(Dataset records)
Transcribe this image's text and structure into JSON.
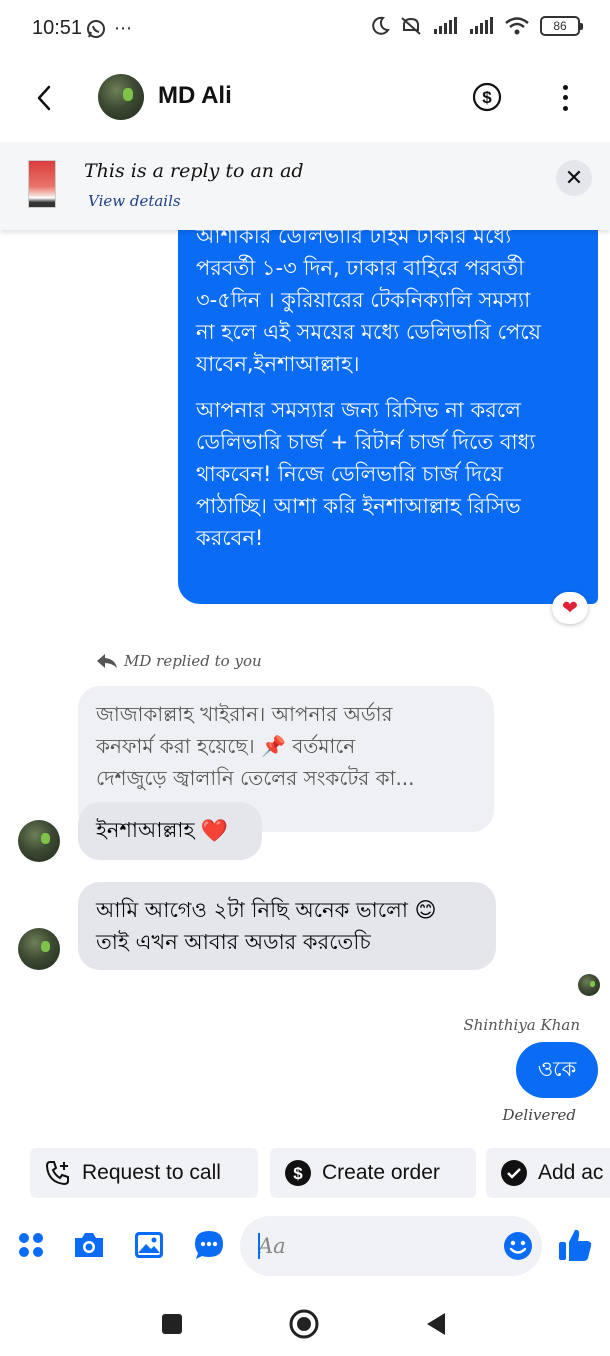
{
  "status_bar": {
    "time": "10:51",
    "overflow": "⋯",
    "battery": "86",
    "icons": [
      "whatsapp-icon",
      "moon-icon",
      "mute-icon",
      "signal-icon",
      "signal-icon",
      "wifi-icon",
      "battery-icon"
    ]
  },
  "header": {
    "contact_name": "MD Ali",
    "back_icon": "back-chevron-icon",
    "payment_icon": "dollar-circle-icon",
    "menu_icon": "more-vertical-icon"
  },
  "ad_banner": {
    "title": "This is a reply to an ad",
    "link": "View details",
    "close_label": "✕"
  },
  "messages": {
    "outgoing_long": {
      "lines": [
        "আশাকরি ডেলিভারি টাইম ঢাকার মধ্যে",
        "পরবর্তী ১-৩ দিন, ঢাকার বাহিরে পরবর্তী",
        "৩-৫দিন । কুরিয়ারের টেকনিক্যালি সমস্যা",
        "না হলে এই সময়ের মধ্যে ডেলিভারি পেয়ে",
        "যাবেন,ইনশাআল্লাহ।"
      ],
      "lines_2": [
        "আপনার সমস্যার জন্য রিসিভ না করলে",
        "ডেলিভারি চার্জ + রিটার্ন চার্জ দিতে বাধ্য",
        "থাকবেন!  নিজে ডেলিভারি চার্জ দিয়ে",
        "পাঠাচ্ছি। আশা করি ইনশাআল্লাহ রিসিভ",
        "করবেন!"
      ],
      "reaction": "❤"
    },
    "reply_context": "MD replied to you",
    "quoted": {
      "line1": "জাজাকাল্লাহ খাইরান। আপনার অর্ডার",
      "line2": "কনফার্ম করা হয়েছে। 📌 বর্তমানে",
      "line3": "দেশজুড়ে জ্বালানি তেলের সংকটের কা..."
    },
    "incoming_reply": {
      "text": "ইনশাআল্লাহ",
      "emoji": "❤️"
    },
    "incoming_2": {
      "line1": "আমি আগেও ২টা নিছি অনেক ভালো 😊",
      "line2": "তাই এখন আবার অডার করতেচি"
    },
    "sender_name": "Shinthiya Khan",
    "outgoing_short": "ওকে",
    "delivery_status": "Delivered"
  },
  "quick_actions": [
    {
      "label": "Request to call",
      "icon": "phone-plus-icon"
    },
    {
      "label": "Create order",
      "icon": "dollar-circle-icon"
    },
    {
      "label": "Add ac",
      "icon": "check-circle-icon"
    }
  ],
  "composer": {
    "placeholder": "Aa",
    "value": "",
    "icons": [
      "apps-grid-icon",
      "camera-icon",
      "gallery-icon",
      "chat-bubble-icon",
      "emoji-icon",
      "thumbs-up-icon"
    ]
  },
  "nav_bar": {
    "icons": [
      "recents-square-icon",
      "home-circle-icon",
      "back-triangle-icon"
    ]
  },
  "colors": {
    "accent": "#0a6cf5",
    "incoming_bubble": "#e4e6eb",
    "quoted_bubble": "#eef0f3",
    "heart": "#e0213a"
  }
}
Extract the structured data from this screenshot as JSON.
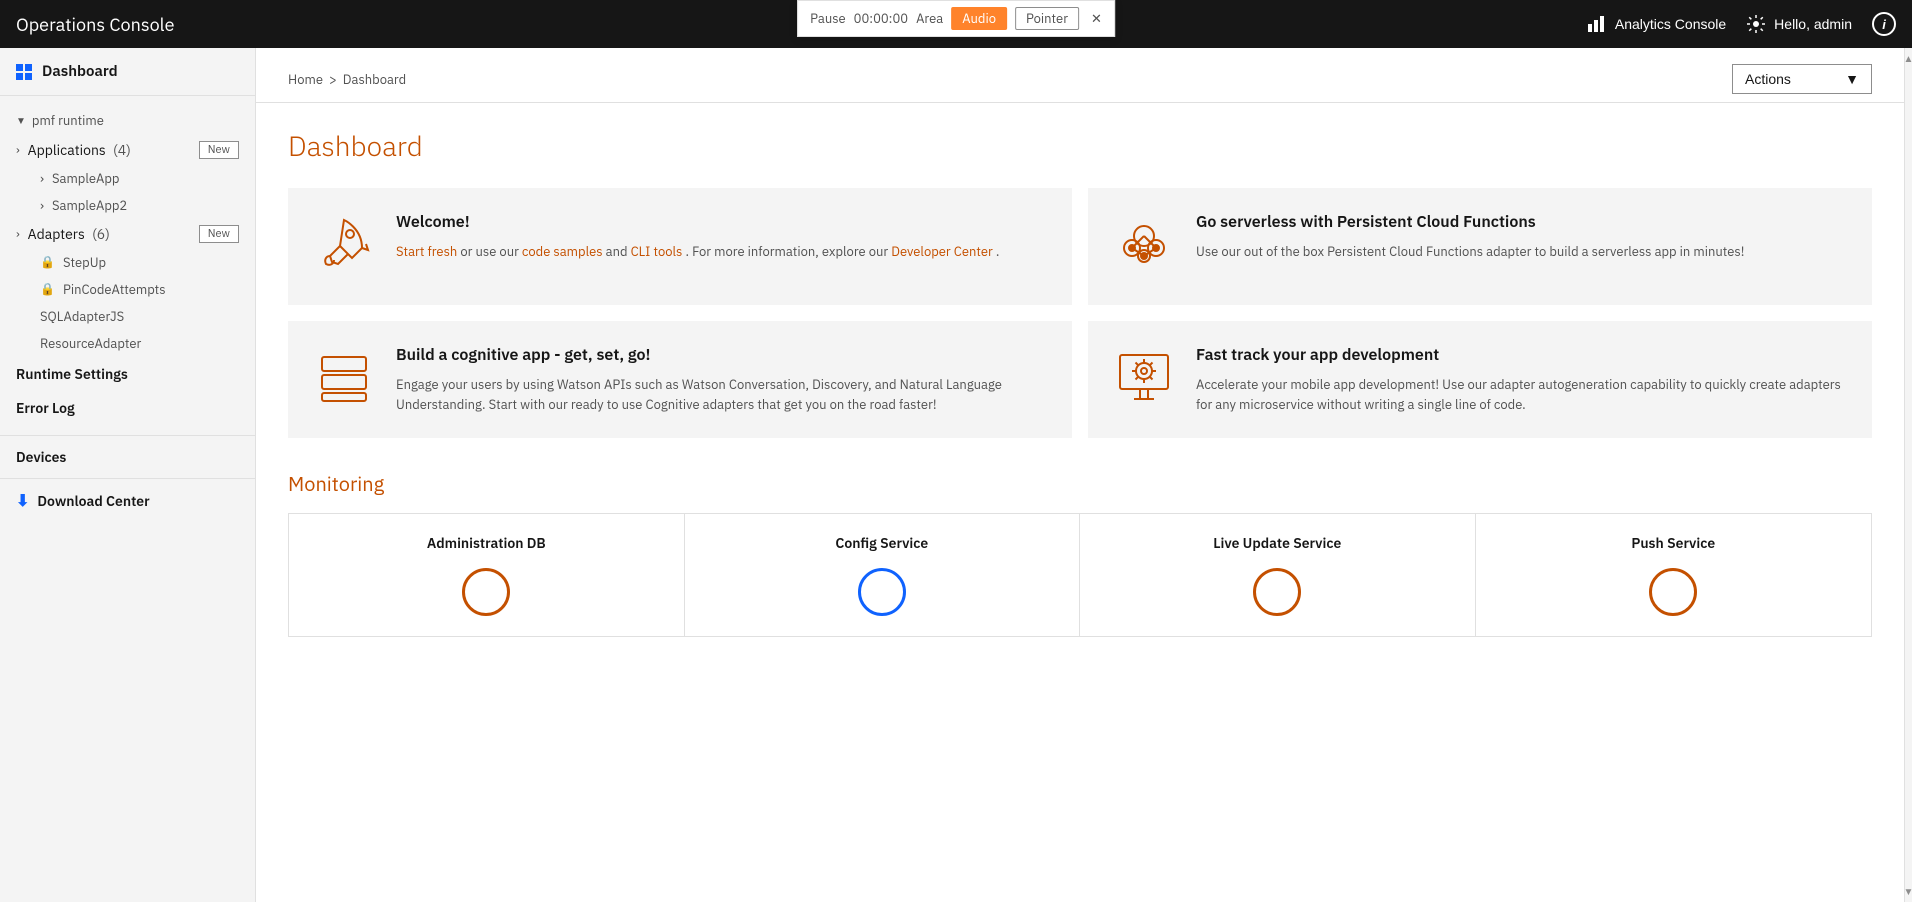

→ GOAL
From the material above, reproduce everything verbatim except the pictures.

→ TASK RESPONSE
Transcribe this image's text and structure into JSON.
{
  "status_bar": {
    "time": "10:51",
    "overflow": "⋯",
    "battery": "86",
    "icons": [
      "whatsapp-icon",
      "moon-icon",
      "mute-icon",
      "signal-icon",
      "signal-icon",
      "wifi-icon",
      "battery-icon"
    ]
  },
  "header": {
    "contact_name": "MD Ali",
    "back_icon": "back-chevron-icon",
    "payment_icon": "dollar-circle-icon",
    "menu_icon": "more-vertical-icon"
  },
  "ad_banner": {
    "title": "This is a reply to an ad",
    "link": "View details",
    "close_label": "✕"
  },
  "messages": {
    "outgoing_long": {
      "lines": [
        "আশাকরি ডেলিভারি টাইম ঢাকার মধ্যে",
        "পরবর্তী ১-৩ দিন, ঢাকার বাহিরে পরবর্তী",
        "৩-৫দিন । কুরিয়ারের টেকনিক্যালি সমস্যা",
        "না হলে এই সময়ের মধ্যে ডেলিভারি পেয়ে",
        "যাবেন,ইনশাআল্লাহ।"
      ],
      "lines_2": [
        "আপনার সমস্যার জন্য রিসিভ না করলে",
        "ডেলিভারি চার্জ + রিটার্ন চার্জ দিতে বাধ্য",
        "থাকবেন!  নিজে ডেলিভারি চার্জ দিয়ে",
        "পাঠাচ্ছি। আশা করি ইনশাআল্লাহ রিসিভ",
        "করবেন!"
      ],
      "reaction": "❤"
    },
    "reply_context": "MD replied to you",
    "quoted": {
      "line1": "জাজাকাল্লাহ খাইরান। আপনার অর্ডার",
      "line2": "কনফার্ম করা হয়েছে। 📌 বর্তমানে",
      "line3": "দেশজুড়ে জ্বালানি তেলের সংকটের কা..."
    },
    "incoming_reply": {
      "text": "ইনশাআল্লাহ",
      "emoji": "❤️"
    },
    "incoming_2": {
      "line1": "আমি আগেও ২টা নিছি অনেক ভালো 😊",
      "line2": "তাই এখন আবার অডার করতেচি"
    },
    "sender_name": "Shinthiya Khan",
    "outgoing_short": "ওকে",
    "delivery_status": "Delivered"
  },
  "quick_actions": [
    {
      "label": "Request to call",
      "icon": "phone-plus-icon"
    },
    {
      "label": "Create order",
      "icon": "dollar-circle-icon"
    },
    {
      "label": "Add ac",
      "icon": "check-circle-icon"
    }
  ],
  "composer": {
    "placeholder": "Aa",
    "value": "",
    "icons": [
      "apps-grid-icon",
      "camera-icon",
      "gallery-icon",
      "chat-bubble-icon",
      "emoji-icon",
      "thumbs-up-icon"
    ]
  },
  "nav_bar": {
    "icons": [
      "recents-square-icon",
      "home-circle-icon",
      "back-triangle-icon"
    ]
  },
  "colors": {
    "accent": "#0a6cf5",
    "incoming_bubble": "#e4e6eb",
    "quoted_bubble": "#eef0f3",
    "heart": "#e0213a"
  }
}
Extract the structured data from this screenshot as JSON.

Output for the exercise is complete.